Check each line for the string "best", then give only how many lines have it.

-- Start Input records --

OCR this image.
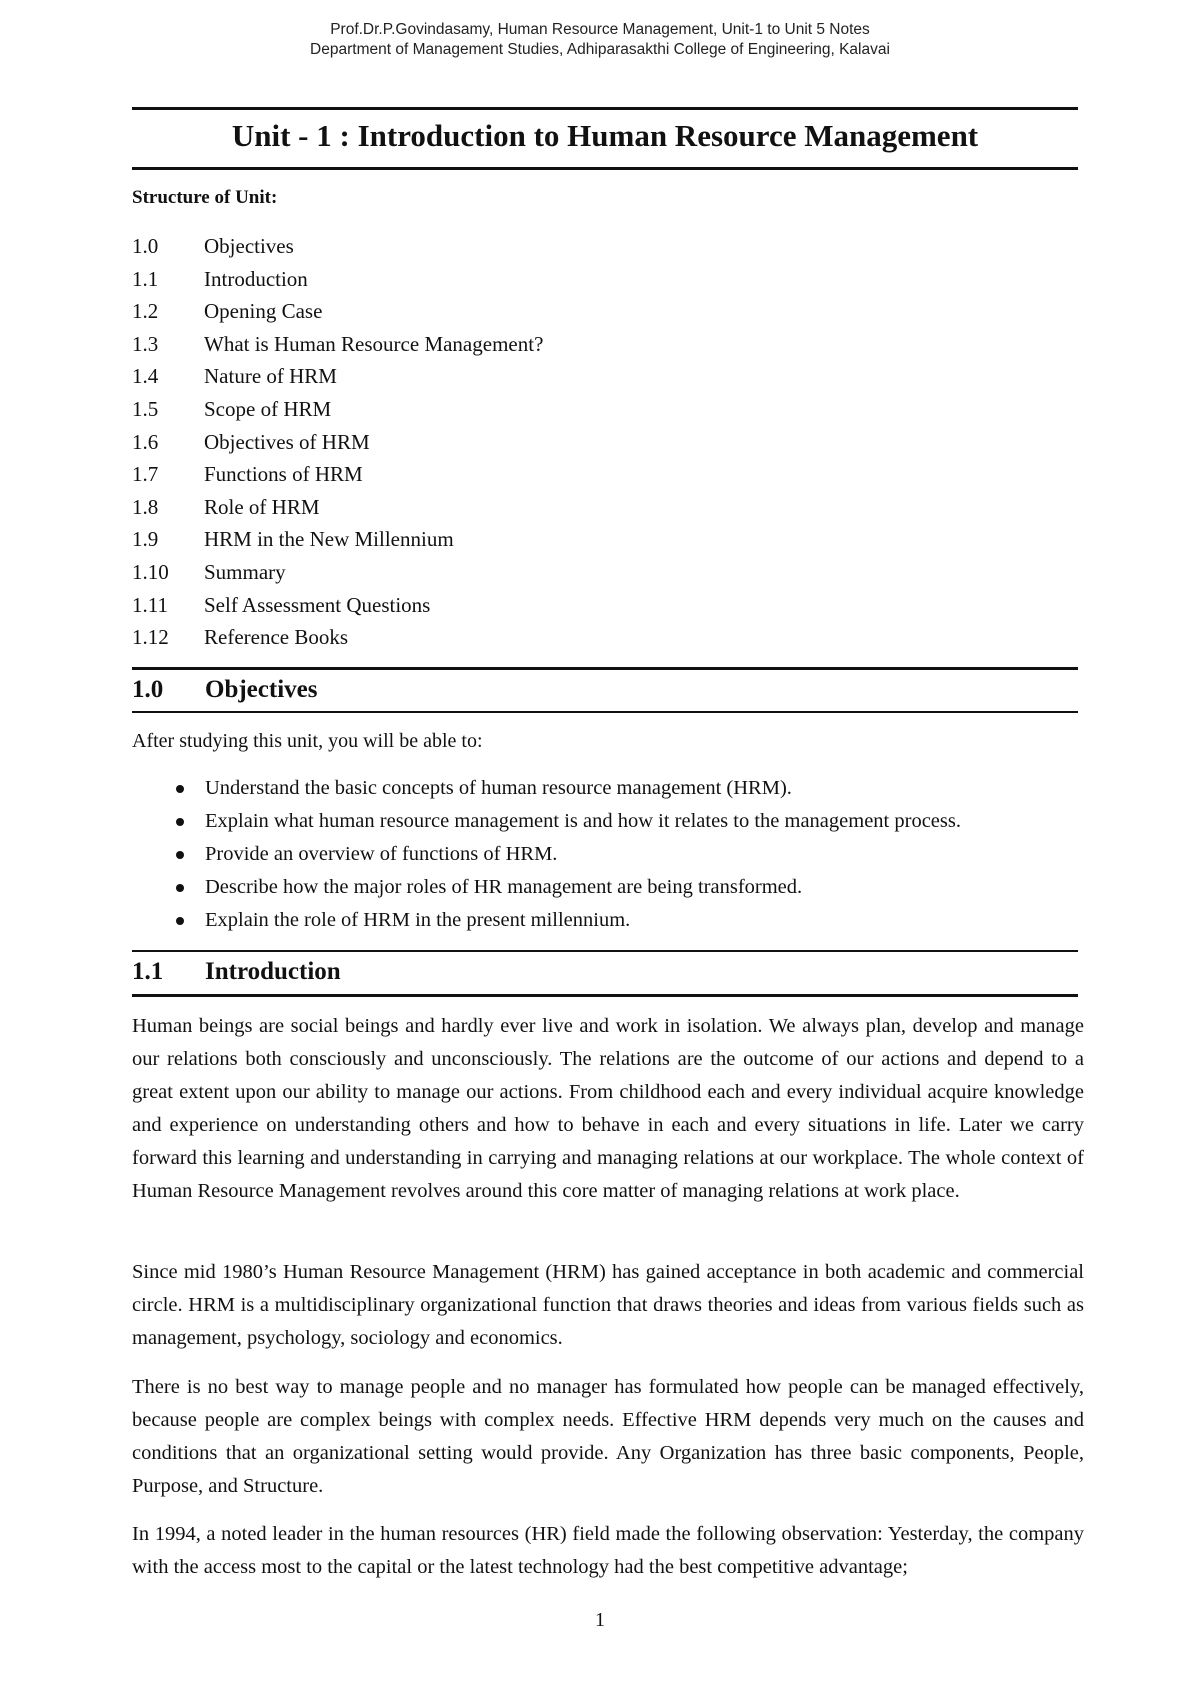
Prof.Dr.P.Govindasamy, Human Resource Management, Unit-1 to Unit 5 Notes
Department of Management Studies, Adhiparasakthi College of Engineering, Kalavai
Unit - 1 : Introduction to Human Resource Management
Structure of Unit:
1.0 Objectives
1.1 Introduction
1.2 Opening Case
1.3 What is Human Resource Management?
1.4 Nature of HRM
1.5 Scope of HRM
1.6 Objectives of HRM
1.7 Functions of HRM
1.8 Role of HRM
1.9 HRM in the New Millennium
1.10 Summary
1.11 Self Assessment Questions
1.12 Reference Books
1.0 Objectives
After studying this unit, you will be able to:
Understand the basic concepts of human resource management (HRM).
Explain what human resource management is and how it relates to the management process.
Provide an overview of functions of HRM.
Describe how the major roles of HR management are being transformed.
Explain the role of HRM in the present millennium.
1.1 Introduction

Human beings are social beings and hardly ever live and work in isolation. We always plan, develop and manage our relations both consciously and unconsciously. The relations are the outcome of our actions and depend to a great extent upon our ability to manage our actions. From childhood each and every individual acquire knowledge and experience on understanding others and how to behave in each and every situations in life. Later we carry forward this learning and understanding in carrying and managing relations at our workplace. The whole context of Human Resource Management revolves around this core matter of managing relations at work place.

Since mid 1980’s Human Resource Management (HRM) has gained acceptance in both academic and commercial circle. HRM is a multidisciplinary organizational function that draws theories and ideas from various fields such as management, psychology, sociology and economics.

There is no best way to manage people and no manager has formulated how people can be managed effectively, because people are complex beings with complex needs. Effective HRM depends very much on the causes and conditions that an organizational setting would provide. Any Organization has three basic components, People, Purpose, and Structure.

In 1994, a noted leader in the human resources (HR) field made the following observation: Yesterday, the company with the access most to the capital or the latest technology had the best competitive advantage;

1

-- End Input records --
-- Start Input records --

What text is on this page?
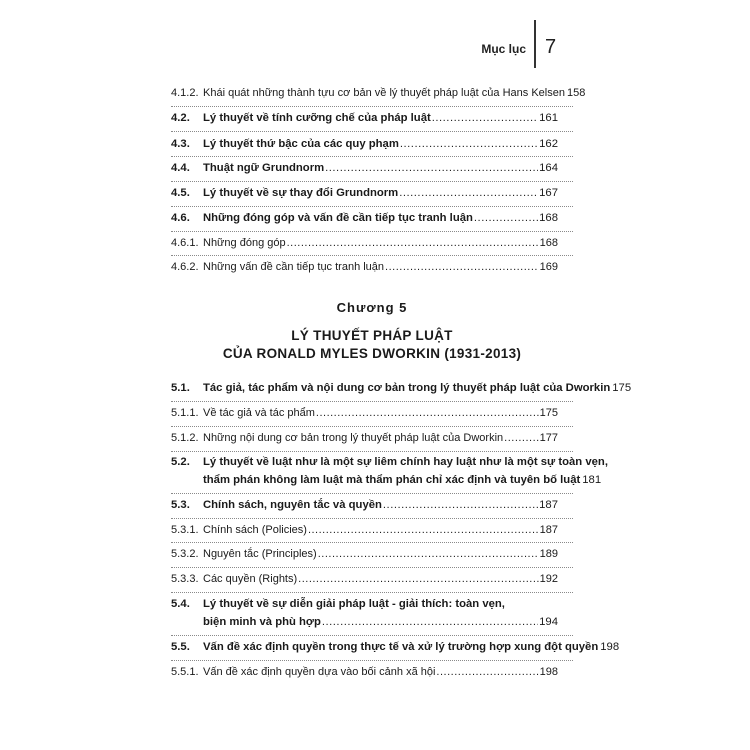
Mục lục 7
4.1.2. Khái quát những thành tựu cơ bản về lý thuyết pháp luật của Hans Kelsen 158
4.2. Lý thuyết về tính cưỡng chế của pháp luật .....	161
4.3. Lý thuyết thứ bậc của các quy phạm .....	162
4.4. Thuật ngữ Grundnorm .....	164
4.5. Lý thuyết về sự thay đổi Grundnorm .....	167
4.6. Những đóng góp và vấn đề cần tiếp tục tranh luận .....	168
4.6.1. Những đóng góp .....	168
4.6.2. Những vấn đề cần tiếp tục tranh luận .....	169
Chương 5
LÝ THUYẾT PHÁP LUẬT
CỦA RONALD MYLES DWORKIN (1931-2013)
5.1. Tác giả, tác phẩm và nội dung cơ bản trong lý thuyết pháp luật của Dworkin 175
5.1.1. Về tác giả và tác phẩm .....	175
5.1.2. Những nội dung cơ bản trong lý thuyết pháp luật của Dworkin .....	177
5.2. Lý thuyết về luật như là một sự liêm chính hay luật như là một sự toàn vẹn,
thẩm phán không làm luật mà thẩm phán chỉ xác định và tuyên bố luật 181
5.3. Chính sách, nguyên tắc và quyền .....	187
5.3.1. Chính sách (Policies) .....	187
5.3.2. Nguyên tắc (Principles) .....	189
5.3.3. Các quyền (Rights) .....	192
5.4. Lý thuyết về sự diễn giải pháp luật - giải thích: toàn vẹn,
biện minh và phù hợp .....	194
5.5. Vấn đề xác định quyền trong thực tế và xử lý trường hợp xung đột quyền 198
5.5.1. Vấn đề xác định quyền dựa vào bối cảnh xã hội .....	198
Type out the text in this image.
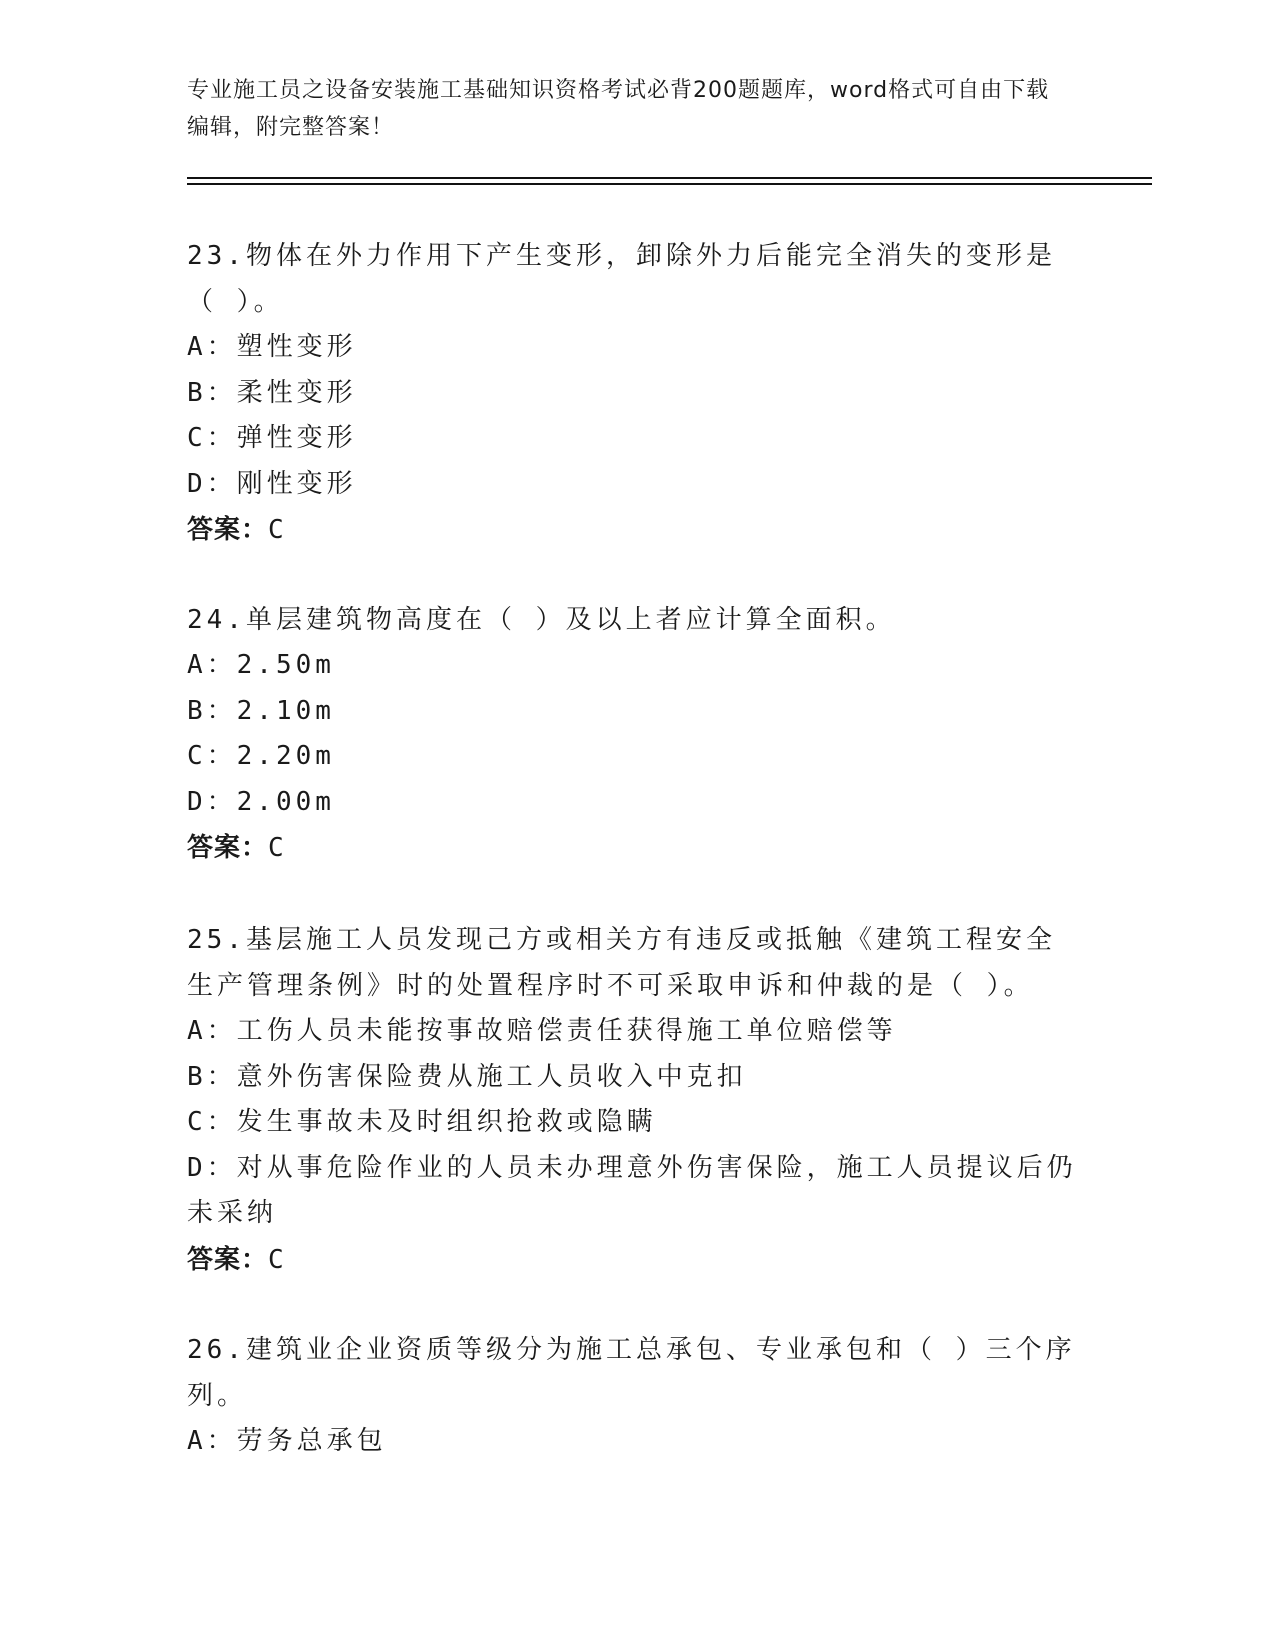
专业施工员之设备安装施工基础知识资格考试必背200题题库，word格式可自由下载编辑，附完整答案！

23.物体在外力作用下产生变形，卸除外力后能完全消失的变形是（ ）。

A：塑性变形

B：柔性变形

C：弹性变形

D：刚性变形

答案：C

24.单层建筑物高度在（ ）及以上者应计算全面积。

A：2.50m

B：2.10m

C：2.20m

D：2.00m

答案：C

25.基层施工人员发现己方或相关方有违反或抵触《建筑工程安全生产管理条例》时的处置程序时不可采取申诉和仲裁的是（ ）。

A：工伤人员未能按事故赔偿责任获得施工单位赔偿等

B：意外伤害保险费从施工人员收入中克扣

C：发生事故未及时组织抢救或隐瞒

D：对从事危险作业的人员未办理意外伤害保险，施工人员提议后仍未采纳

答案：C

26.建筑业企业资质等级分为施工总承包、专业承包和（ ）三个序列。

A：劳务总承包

-- End Input records --

→ Response: 2